The Black Panther character has a long, rich history. Seeing an opportunity to bring a black superhero into the almost entirely white comic book world, Jack Kirby, a Jewish artist, introduced the Black Panther into the world of the Fantastic Four in 1966. Stan Lee, the former publisher and chairman of Marvel Comics and who had a cameo in the movie, was cocreator. The Black Panther comic book character predated the Black Panther Party by a few months. Not wanting to carry the baggage of the controversial BPP, Marvel at one point changed the character’s name to the Black Leopard, but the original name prevailed.

The Black Panther had many permutations. Christopher Priest in the late 1990s and early 2000s and Reginald Hudlin in the mid-2000s, both African-American, wrote comics in the series. They are said to have given the character a more Africa-centered, self-determining ethos. Most recently, Ta-Nehisi Coates, following the extraordinary success of his Between the World and Me (2015), was approached by Marvel to write a Black Panther series with the illustrator Brian Stelfreeze, and another chapter in the life of the superhero was born.

#### Goal of the exercise:
In the Black Panther passage, what name did Marvel once give the character in place of the original one? Rely only on the Black Panther passage for what follows.

#### Material:
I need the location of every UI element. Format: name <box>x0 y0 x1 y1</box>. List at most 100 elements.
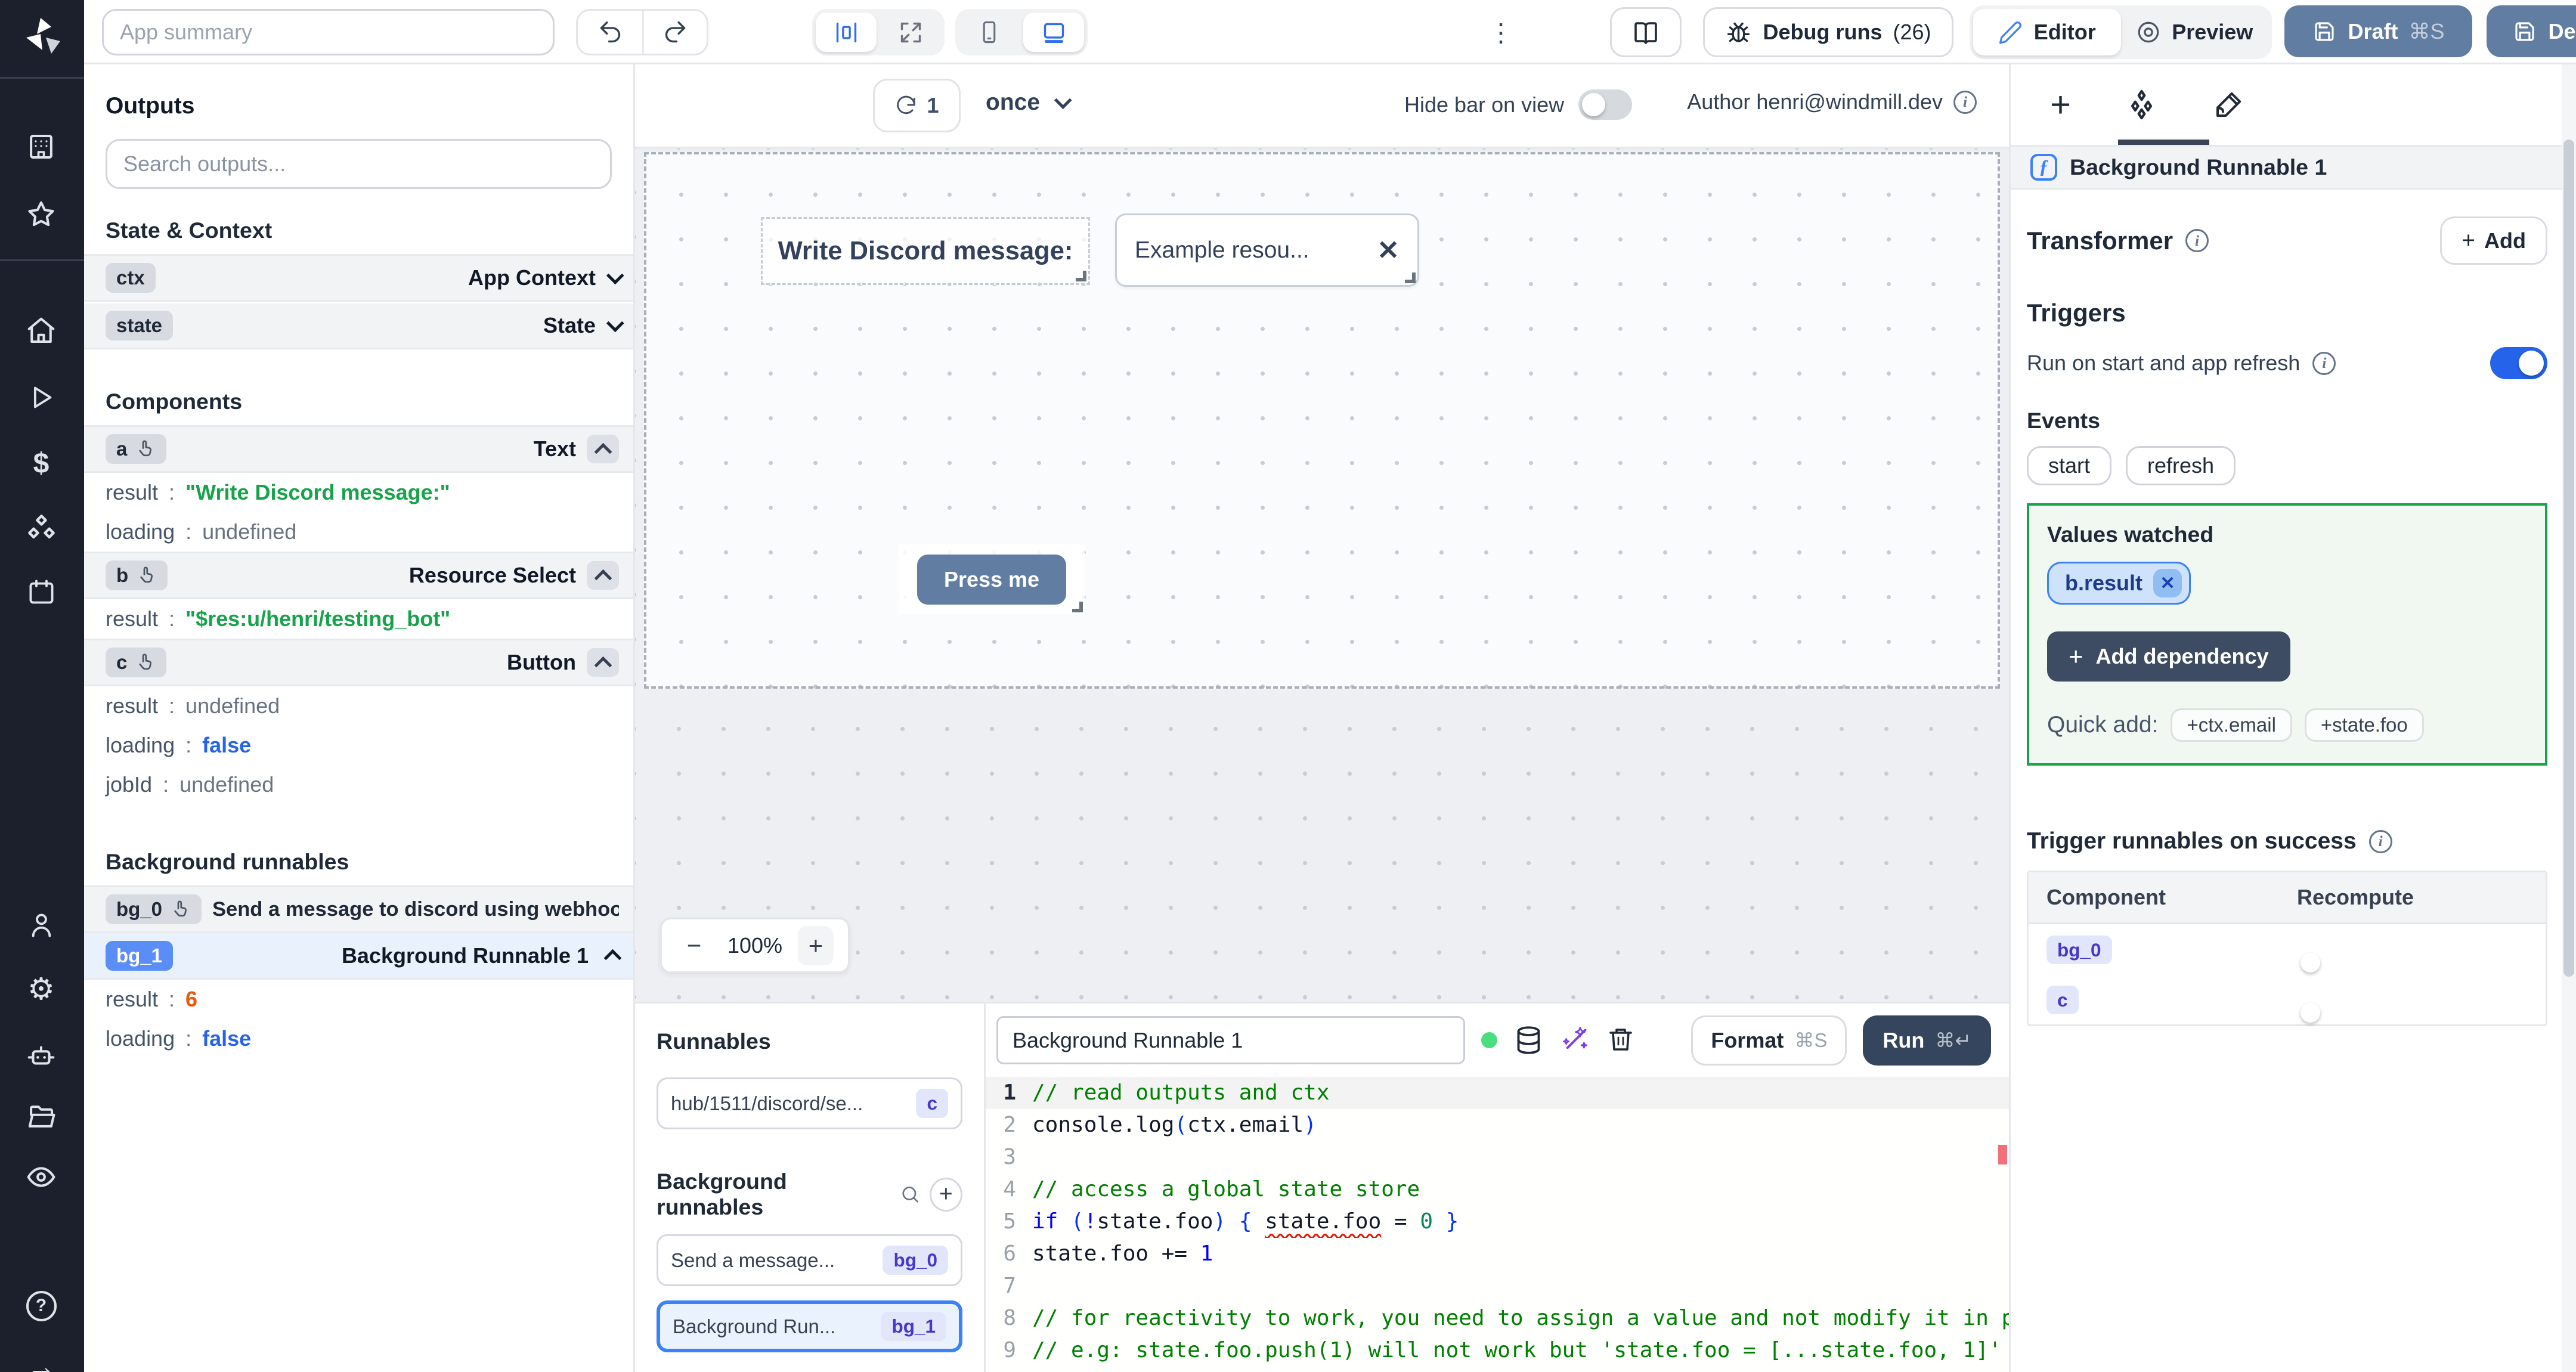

#### Problem solution:
The Black Leopard.